Segment Start: Data records

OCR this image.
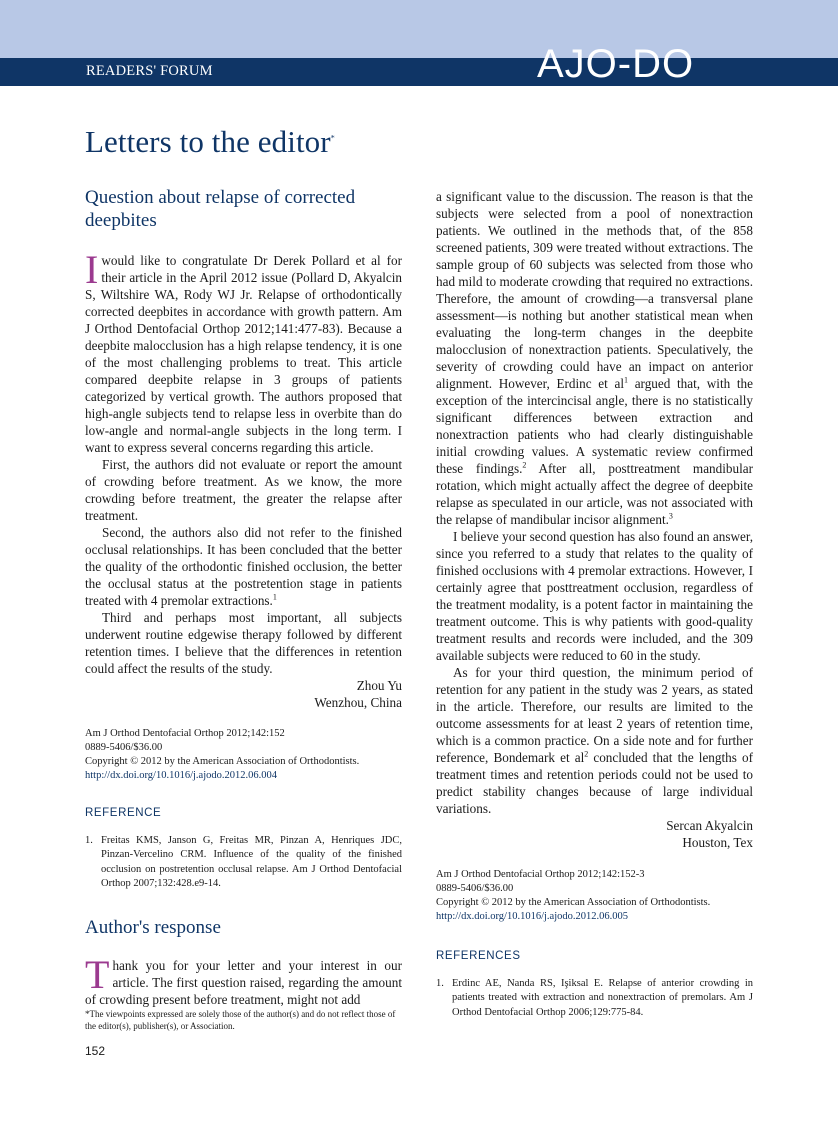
READERS' FORUM	AJO-DO
Letters to the editor*
Question about relapse of corrected deepbites

Iwould like to congratulate Dr Derek Pollard et al for their article in the April 2012 issue (Pollard D, Akyalcin S, Wiltshire WA, Rody WJ Jr. Relapse of orthodontically corrected deepbites in accordance with growth pattern. Am J Orthod Dentofacial Orthop 2012;141:477-83). Because a deepbite malocclusion has a high relapse tendency, it is one of the most challenging problems to treat. This article compared deepbite relapse in 3 groups of patients categorized by vertical growth. The authors proposed that high-angle subjects tend to relapse less in overbite than do low-angle and normal-angle subjects in the long term. I want to express several concerns regarding this article.

First, the authors did not evaluate or report the amount of crowding before treatment. As we know, the more crowding before treatment, the greater the relapse after treatment.

Second, the authors also did not refer to the finished occlusal relationships. It has been concluded that the better the quality of the orthodontic finished occlusion, the better the occlusal status at the postretention stage in patients treated with 4 premolar extractions.$^1$

Third and perhaps most important, all subjects underwent routine edgewise therapy followed by different retention times. I believe that the differences in retention could affect the results of the study.

Zhou Yu

Wenzhou, China

Am J Orthod Dentofacial Orthop 2012;142:152
0889-5406/$36.00
Copyright © 2012 by the American Association of Orthodontists.
http://dx.doi.org/10.1016/j.ajodo.2012.06.004
REFERENCE
1. Freitas KMS, Janson G, Freitas MR, Pinzan A, Henriques JDC, Pinzan-Vercelino CRM. Influence of the quality of the finished occlusion on postretention occlusal relapse. Am J Orthod Dentofacial Orthop 2007;132:428.e9-14.
Author's response

Thank you for your letter and your interest in our article. The first question raised, regarding the amount of crowding present before treatment, might not add

a significant value to the discussion. The reason is that the subjects were selected from a pool of nonextraction patients. We outlined in the methods that, of the 858 screened patients, 309 were treated without extractions. The sample group of 60 subjects was selected from those who had mild to moderate crowding that required no extractions. Therefore, the amount of crowding—a transversal plane assessment—is nothing but another statistical mean when evaluating the long-term changes in the deepbite malocclusion of nonextraction patients. Speculatively, the severity of crowding could have an impact on anterior alignment. However, Erdinc et $al^1$ argued that, with the exception of the intercincisal angle, there is no statistically significant differences between extraction and nonextraction patients who had clearly distinguishable initial crowding values. A systematic review confirmed these findings.$^2$ After all, posttreatment mandibular rotation, which might actually affect the degree of deepbite relapse as speculated in our article, was not associated with the relapse of mandibular incisor alignment.$^3$

I believe your second question has also found an answer, since you referred to a study that relates to the quality of finished occlusions with 4 premolar extractions. However, I certainly agree that posttreatment occlusion, regardless of the treatment modality, is a potent factor in maintaining the treatment outcome. This is why patients with good-quality treatment results and records were included, and the 309 available subjects were reduced to 60 in the study.

As for your third question, the minimum period of retention for any patient in the study was 2 years, as stated in the article. Therefore, our results are limited to the outcome assessments for at least 2 years of retention time, which is a common practice. On a side note and for further reference, Bondemark et $al^2$ concluded that the lengths of treatment times and retention periods could not be used to predict stability changes because of large individual variations.

Sercan Akyalcin

Houston, Tex

Am J Orthod Dentofacial Orthop 2012;142:152-3
0889-5406/$36.00
Copyright © 2012 by the American Association of Orthodontists.
http://dx.doi.org/10.1016/j.ajodo.2012.06.005
REFERENCES
1. Erdinc AE, Nanda RS, Işiksal E. Relapse of anterior crowding in patients treated with extraction and nonextraction of premolars. Am J Orthod Dentofacial Orthop 2006;129:775-84.
*The viewpoints expressed are solely those of the author(s) and do not reflect those of the editor(s), publisher(s), or Association.
152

Segment End: Data records

Identify the lines above with the word "before". Copy them.

First, the authors did not evaluate or report the amount of crowding before treatment. As we know, the more crowding before treatment, the greater the relapse after treatment.
Thank you for your letter and your interest in our article. The first question raised, regarding the amount of crowding present before treatment, might not add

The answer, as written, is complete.